Data entries for graphics
** START **

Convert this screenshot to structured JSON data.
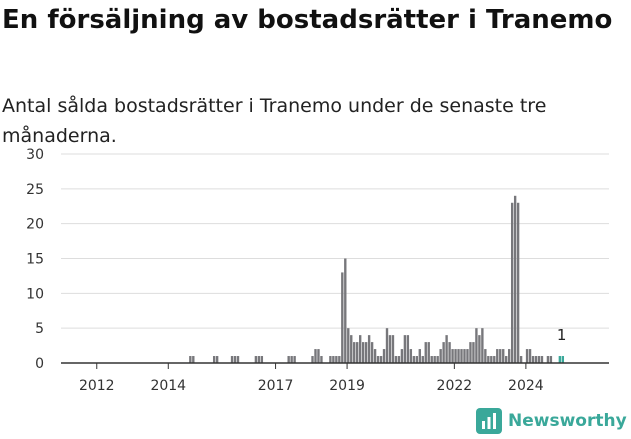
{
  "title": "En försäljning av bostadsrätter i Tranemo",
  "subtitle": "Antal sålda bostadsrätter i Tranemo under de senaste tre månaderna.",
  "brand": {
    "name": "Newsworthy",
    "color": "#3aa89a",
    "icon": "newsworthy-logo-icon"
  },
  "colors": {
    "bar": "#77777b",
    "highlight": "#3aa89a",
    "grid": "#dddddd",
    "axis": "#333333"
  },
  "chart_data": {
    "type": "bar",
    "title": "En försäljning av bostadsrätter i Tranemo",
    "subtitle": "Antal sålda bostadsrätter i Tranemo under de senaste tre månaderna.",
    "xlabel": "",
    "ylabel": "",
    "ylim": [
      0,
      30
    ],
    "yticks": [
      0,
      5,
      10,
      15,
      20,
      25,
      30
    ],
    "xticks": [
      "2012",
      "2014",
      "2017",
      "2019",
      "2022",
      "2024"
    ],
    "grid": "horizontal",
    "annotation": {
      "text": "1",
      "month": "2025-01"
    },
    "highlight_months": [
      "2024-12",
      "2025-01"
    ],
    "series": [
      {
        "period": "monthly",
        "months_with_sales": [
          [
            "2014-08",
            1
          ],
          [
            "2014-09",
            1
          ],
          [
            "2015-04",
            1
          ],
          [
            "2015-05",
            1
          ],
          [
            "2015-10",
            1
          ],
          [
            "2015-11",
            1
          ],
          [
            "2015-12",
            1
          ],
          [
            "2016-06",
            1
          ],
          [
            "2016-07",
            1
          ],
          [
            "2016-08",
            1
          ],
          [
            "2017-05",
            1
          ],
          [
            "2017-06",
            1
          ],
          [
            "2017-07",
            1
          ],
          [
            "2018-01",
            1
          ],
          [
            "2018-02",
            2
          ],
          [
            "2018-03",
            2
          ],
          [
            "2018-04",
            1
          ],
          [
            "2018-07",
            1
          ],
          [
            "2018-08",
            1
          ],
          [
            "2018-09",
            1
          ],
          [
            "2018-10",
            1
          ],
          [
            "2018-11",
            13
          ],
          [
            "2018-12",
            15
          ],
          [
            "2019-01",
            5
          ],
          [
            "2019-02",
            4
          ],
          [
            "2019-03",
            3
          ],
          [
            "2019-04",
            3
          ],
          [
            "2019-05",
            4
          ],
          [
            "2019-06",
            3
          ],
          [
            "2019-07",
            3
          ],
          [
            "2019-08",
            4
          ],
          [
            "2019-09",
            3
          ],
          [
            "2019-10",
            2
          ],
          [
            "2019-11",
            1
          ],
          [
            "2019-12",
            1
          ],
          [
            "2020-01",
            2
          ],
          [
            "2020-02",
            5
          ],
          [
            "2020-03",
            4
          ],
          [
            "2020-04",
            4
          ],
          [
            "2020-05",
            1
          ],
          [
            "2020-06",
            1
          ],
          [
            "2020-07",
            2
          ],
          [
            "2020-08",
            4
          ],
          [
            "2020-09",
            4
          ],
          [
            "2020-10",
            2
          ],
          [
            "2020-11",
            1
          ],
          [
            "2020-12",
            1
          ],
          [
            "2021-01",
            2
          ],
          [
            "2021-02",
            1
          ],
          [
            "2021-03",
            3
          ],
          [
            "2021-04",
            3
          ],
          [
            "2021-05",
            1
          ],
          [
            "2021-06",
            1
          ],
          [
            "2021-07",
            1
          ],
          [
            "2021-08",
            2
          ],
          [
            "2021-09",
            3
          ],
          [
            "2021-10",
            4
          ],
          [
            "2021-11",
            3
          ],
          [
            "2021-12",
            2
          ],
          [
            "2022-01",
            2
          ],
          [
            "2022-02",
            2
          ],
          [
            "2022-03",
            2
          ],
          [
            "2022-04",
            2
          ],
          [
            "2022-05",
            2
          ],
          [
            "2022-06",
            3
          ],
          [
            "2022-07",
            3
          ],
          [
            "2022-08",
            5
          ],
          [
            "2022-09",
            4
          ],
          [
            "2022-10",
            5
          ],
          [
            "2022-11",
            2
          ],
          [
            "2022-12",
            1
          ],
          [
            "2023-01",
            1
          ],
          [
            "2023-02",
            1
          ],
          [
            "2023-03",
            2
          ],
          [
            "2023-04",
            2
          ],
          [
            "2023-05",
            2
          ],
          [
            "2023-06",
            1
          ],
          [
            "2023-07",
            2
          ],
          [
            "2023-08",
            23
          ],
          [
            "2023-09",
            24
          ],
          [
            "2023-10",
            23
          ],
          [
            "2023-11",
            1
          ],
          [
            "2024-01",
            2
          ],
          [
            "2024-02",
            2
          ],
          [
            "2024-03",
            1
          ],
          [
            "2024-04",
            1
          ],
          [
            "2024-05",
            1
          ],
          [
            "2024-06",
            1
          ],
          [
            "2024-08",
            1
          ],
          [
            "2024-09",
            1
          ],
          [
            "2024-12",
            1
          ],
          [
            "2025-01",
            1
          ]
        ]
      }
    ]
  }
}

** END **
** START **

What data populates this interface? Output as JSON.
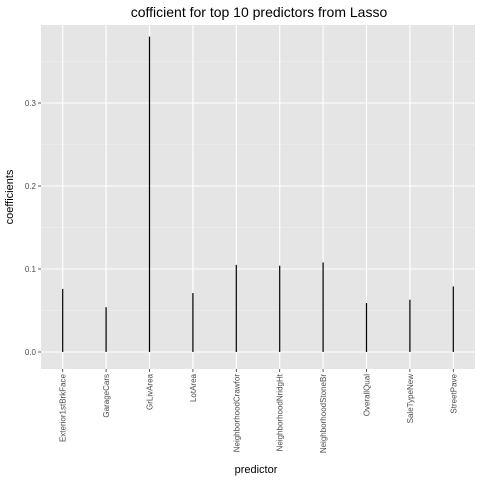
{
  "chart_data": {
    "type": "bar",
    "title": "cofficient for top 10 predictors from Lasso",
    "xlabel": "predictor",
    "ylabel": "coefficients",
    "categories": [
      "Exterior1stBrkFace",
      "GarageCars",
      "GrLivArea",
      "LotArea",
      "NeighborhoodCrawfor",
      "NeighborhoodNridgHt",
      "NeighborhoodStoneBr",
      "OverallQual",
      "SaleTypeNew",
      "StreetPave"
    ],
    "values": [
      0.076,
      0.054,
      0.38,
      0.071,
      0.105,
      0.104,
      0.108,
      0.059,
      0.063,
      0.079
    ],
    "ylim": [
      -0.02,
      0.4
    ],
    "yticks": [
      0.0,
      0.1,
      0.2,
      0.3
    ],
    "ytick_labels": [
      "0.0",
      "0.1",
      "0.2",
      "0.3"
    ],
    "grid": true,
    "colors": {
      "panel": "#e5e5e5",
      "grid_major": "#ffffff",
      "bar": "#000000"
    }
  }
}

** END **

• _Problem requirements_: In the entries above, find lines with "Antal" and copy each.

• _Final result_:
  "subtitle": "Antal sålda bostadsrätter i Tranemo under de senaste tre månaderna.",
    "subtitle": "Antal sålda bostadsrätter i Tranemo under de senaste tre månaderna.",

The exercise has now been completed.